_PROBLEM DETAILS_
Extract every entry word for word. Skip the pictures.

──────── RECORDS SUPPLIED ────────

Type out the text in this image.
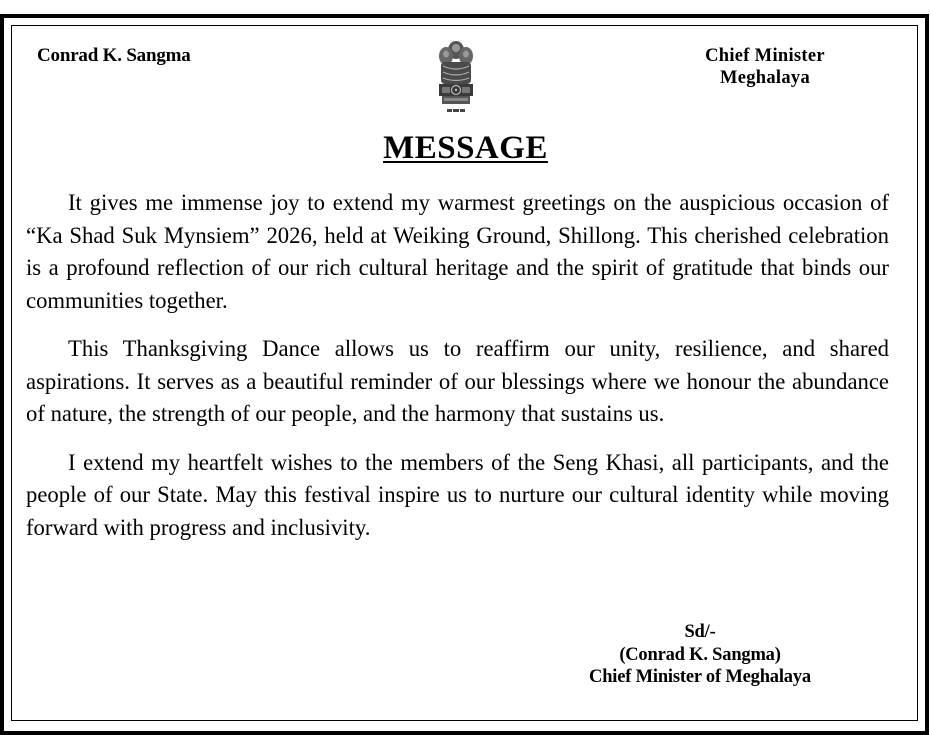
Conrad K. Sangma	Chief Minister
Meghalaya
MESSAGE

It gives me immense joy to extend my warmest greetings on the auspicious occasion of “Ka Shad Suk Mynsiem” 2026, held at Weiking Ground, Shillong. This cherished celebration is a profound reflection of our rich cultural heritage and the spirit of gratitude that binds our communities together.

This Thanksgiving Dance allows us to reaffirm our unity, resilience, and shared aspirations. It serves as a beautiful reminder of our blessings where we honour the abundance of nature, the strength of our people, and the harmony that sustains us.

I extend my heartfelt wishes to the members of the Seng Khasi, all participants, and the people of our State. May this festival inspire us to nurture our cultural identity while moving forward with progress and inclusivity.

Sd/-
(Conrad K. Sangma)
Chief Minister of Meghalaya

────────

_RESULT FOR THIS TASK_
Type out the text in this image.
Conrad K. Sangma	Chief Minister
Meghalaya
MESSAGE

It gives me immense joy to extend my warmest greetings on the auspicious occasion of “Ka Shad Suk Mynsiem” 2026, held at Weiking Ground, Shillong. This cherished celebration is a profound reflection of our rich cultural heritage and the spirit of gratitude that binds our communities together.

This Thanksgiving Dance allows us to reaffirm our unity, resilience, and shared aspirations. It serves as a beautiful reminder of our blessings where we honour the abundance of nature, the strength of our people, and the harmony that sustains us.

I extend my heartfelt wishes to the members of the Seng Khasi, all participants, and the people of our State. May this festival inspire us to nurture our cultural identity while moving forward with progress and inclusivity.

Sd/-
(Conrad K. Sangma)
Chief Minister of Meghalaya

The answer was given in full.